Data extracted from a collection:

* * * * * * *

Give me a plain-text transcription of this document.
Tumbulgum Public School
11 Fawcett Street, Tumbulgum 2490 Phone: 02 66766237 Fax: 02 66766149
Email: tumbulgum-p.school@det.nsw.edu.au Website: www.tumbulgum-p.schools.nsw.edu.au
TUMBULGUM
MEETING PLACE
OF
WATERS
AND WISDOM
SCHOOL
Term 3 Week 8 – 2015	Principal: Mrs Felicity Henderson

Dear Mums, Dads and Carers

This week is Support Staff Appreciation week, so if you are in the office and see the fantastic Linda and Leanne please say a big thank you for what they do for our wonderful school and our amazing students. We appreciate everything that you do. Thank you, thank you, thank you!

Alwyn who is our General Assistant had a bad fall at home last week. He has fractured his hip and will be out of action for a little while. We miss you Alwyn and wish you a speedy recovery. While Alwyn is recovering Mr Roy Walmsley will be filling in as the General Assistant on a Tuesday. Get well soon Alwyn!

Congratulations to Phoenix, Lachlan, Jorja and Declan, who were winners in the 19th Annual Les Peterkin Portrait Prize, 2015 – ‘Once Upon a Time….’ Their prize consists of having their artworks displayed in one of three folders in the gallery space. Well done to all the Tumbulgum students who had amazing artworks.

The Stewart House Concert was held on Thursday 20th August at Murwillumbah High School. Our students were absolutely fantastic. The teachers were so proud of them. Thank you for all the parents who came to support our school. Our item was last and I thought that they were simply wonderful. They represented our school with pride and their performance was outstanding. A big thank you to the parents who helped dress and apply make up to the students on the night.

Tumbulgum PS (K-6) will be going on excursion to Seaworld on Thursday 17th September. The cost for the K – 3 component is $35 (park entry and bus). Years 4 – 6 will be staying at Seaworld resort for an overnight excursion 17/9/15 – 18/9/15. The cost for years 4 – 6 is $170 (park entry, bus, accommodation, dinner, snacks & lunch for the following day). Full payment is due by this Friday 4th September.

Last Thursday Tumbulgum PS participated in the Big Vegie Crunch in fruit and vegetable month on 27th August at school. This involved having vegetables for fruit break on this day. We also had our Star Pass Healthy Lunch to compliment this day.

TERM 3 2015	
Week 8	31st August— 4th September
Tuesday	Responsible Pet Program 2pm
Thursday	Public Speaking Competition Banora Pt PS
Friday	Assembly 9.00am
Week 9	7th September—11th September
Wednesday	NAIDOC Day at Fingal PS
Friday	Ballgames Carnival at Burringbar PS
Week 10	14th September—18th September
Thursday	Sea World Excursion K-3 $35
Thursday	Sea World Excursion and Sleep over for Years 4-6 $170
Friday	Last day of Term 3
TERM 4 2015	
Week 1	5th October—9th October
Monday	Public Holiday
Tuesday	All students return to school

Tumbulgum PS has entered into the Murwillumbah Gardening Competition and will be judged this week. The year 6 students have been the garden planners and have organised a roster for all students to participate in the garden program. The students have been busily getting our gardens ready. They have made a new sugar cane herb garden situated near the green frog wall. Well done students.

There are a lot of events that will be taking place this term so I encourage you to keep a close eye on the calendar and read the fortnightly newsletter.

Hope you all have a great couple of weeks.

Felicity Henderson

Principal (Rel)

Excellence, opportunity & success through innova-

* * * * * * *

*Task description*: From the records above, extract each line exactly as shown.

*Result of this task*:
Give me a plain-text transcription of this document.
Tumbulgum Public School
11 Fawcett Street, Tumbulgum 2490 Phone: 02 66766237 Fax: 02 66766149
Email: tumbulgum-p.school@det.nsw.edu.au Website: www.tumbulgum-p.schools.nsw.edu.au
TUMBULGUM
MEETING PLACE
OF
WATERS
AND WISDOM
SCHOOL
Term 3 Week 8 – 2015	Principal: Mrs Felicity Henderson

Dear Mums, Dads and Carers

This week is Support Staff Appreciation week, so if you are in the office and see the fantastic Linda and Leanne please say a big thank you for what they do for our wonderful school and our amazing students. We appreciate everything that you do. Thank you, thank you, thank you!

Alwyn who is our General Assistant had a bad fall at home last week. He has fractured his hip and will be out of action for a little while. We miss you Alwyn and wish you a speedy recovery. While Alwyn is recovering Mr Roy Walmsley will be filling in as the General Assistant on a Tuesday. Get well soon Alwyn!

Congratulations to Phoenix, Lachlan, Jorja and Declan, who were winners in the 19th Annual Les Peterkin Portrait Prize, 2015 – ‘Once Upon a Time….’ Their prize consists of having their artworks displayed in one of three folders in the gallery space. Well done to all the Tumbulgum students who had amazing artworks.

The Stewart House Concert was held on Thursday 20th August at Murwillumbah High School. Our students were absolutely fantastic. The teachers were so proud of them. Thank you for all the parents who came to support our school. Our item was last and I thought that they were simply wonderful. They represented our school with pride and their performance was outstanding. A big thank you to the parents who helped dress and apply make up to the students on the night.

Tumbulgum PS (K-6) will be going on excursion to Seaworld on Thursday 17th September. The cost for the K – 3 component is $35 (park entry and bus). Years 4 – 6 will be staying at Seaworld resort for an overnight excursion 17/9/15 – 18/9/15. The cost for years 4 – 6 is $170 (park entry, bus, accommodation, dinner, snacks & lunch for the following day). Full payment is due by this Friday 4th September.

Last Thursday Tumbulgum PS participated in the Big Vegie Crunch in fruit and vegetable month on 27th August at school. This involved having vegetables for fruit break on this day. We also had our Star Pass Healthy Lunch to compliment this day.

TERM 3 2015	
Week 8	31st August— 4th September
Tuesday	Responsible Pet Program 2pm
Thursday	Public Speaking Competition Banora Pt PS
Friday	Assembly 9.00am
Week 9	7th September—11th September
Wednesday	NAIDOC Day at Fingal PS
Friday	Ballgames Carnival at Burringbar PS
Week 10	14th September—18th September
Thursday	Sea World Excursion K-3 $35
Thursday	Sea World Excursion and Sleep over for Years 4-6 $170
Friday	Last day of Term 3
TERM 4 2015	
Week 1	5th October—9th October
Monday	Public Holiday
Tuesday	All students return to school

Tumbulgum PS has entered into the Murwillumbah Gardening Competition and will be judged this week. The year 6 students have been the garden planners and have organised a roster for all students to participate in the garden program. The students have been busily getting our gardens ready. They have made a new sugar cane herb garden situated near the green frog wall. Well done students.

There are a lot of events that will be taking place this term so I encourage you to keep a close eye on the calendar and read the fortnightly newsletter.

Hope you all have a great couple of weeks.

Felicity Henderson

Principal (Rel)

Excellence, opportunity & success through innova-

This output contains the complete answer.